§ EXTRACTED MATERIAL:
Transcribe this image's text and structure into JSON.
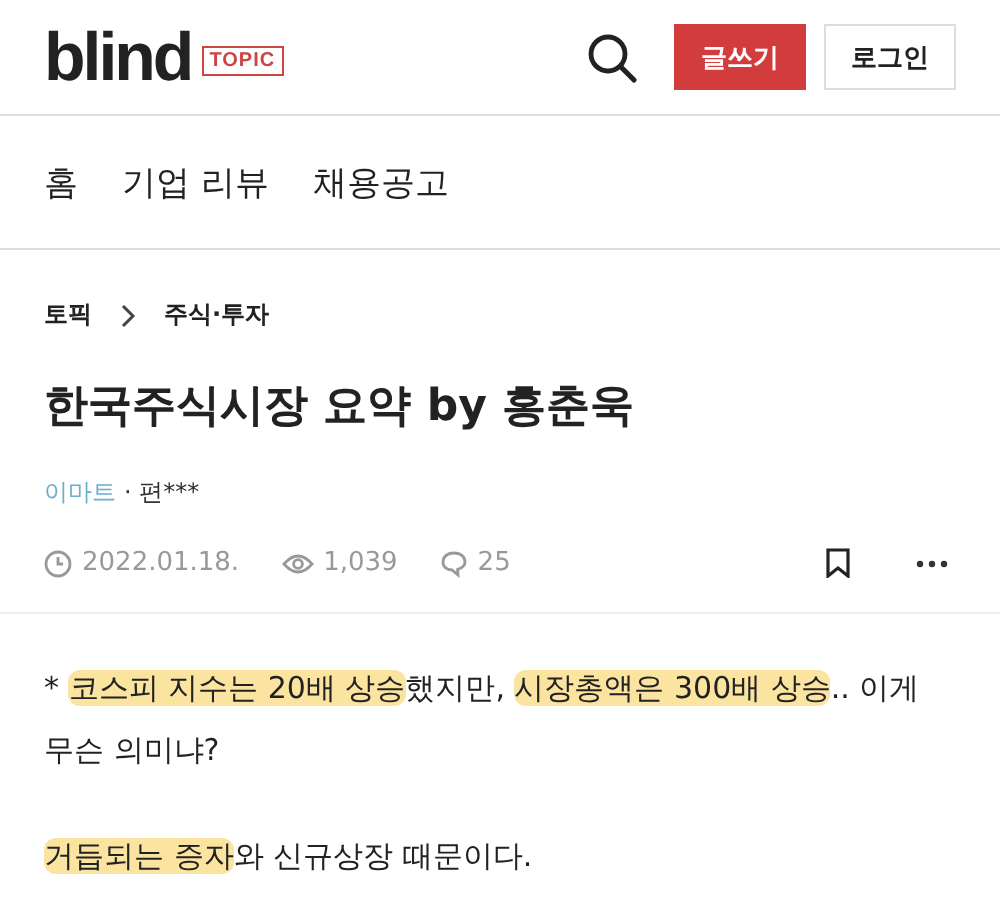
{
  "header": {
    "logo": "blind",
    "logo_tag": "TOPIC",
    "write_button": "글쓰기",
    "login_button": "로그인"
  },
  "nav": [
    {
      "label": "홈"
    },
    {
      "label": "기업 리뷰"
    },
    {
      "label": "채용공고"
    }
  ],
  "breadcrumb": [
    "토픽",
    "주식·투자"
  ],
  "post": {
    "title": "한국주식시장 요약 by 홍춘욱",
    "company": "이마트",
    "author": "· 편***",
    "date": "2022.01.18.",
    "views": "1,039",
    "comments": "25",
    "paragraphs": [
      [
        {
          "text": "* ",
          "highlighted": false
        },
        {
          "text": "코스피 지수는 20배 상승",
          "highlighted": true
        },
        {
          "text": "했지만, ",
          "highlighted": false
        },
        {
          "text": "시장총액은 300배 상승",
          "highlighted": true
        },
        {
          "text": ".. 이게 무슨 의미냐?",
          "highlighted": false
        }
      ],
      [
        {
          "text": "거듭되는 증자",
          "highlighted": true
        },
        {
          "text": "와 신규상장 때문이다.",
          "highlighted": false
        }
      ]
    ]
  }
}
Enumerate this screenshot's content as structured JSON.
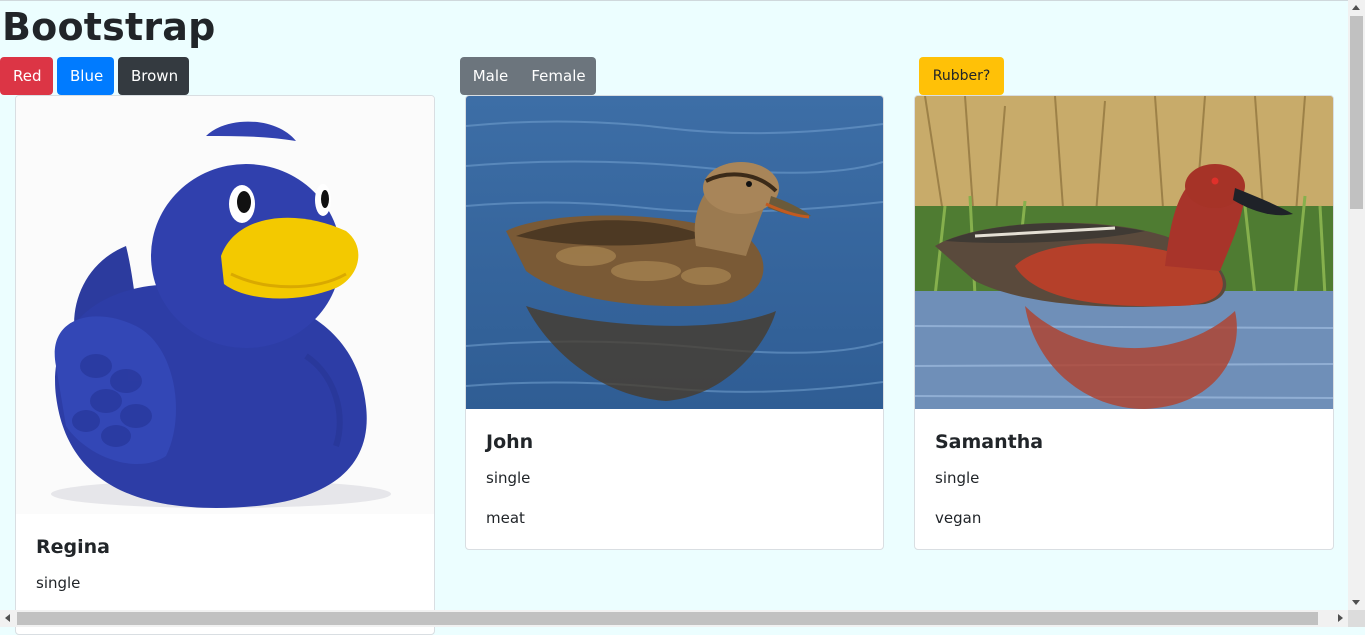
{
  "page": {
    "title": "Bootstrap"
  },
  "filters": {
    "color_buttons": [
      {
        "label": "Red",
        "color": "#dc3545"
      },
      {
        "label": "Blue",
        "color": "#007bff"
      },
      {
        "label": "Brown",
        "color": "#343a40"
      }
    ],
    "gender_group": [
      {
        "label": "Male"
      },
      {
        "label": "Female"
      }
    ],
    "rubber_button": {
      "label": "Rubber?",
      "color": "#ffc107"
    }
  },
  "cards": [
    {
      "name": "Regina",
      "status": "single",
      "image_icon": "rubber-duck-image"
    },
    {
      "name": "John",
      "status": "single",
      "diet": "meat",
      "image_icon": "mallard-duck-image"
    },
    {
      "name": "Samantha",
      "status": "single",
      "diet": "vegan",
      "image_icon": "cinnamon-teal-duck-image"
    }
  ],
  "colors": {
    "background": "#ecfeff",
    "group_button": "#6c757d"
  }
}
--
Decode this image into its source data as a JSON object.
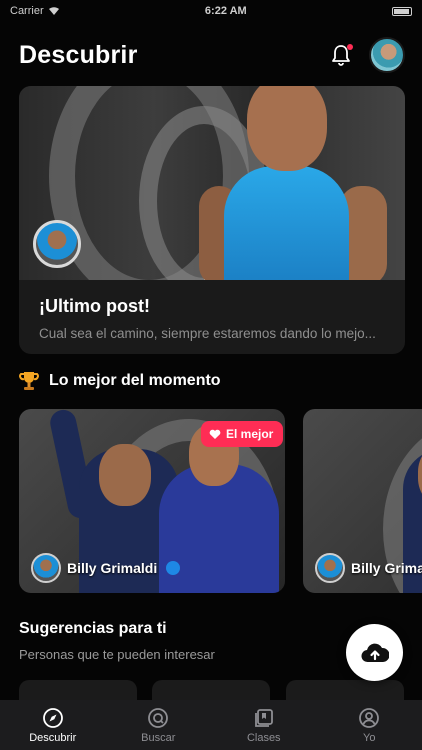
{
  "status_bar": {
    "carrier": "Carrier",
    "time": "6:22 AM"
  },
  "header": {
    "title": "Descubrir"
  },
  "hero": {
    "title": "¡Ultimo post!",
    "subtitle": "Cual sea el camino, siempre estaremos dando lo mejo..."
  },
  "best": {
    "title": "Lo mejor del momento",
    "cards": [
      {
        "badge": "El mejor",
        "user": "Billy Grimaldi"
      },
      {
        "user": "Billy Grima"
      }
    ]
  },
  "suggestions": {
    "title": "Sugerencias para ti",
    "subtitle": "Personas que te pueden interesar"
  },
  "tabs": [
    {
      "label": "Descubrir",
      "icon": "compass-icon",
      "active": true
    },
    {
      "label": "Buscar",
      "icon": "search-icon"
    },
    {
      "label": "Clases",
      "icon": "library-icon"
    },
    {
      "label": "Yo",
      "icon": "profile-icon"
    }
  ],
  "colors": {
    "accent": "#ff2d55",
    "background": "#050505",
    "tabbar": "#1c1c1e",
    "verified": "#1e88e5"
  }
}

§ OBJECTIVE: Where a line of the entries contains the word "mejor", copy that line.

§ WRITTEN ANSWER:
    "title": "Lo mejor del momento",
        "badge": "El mejor",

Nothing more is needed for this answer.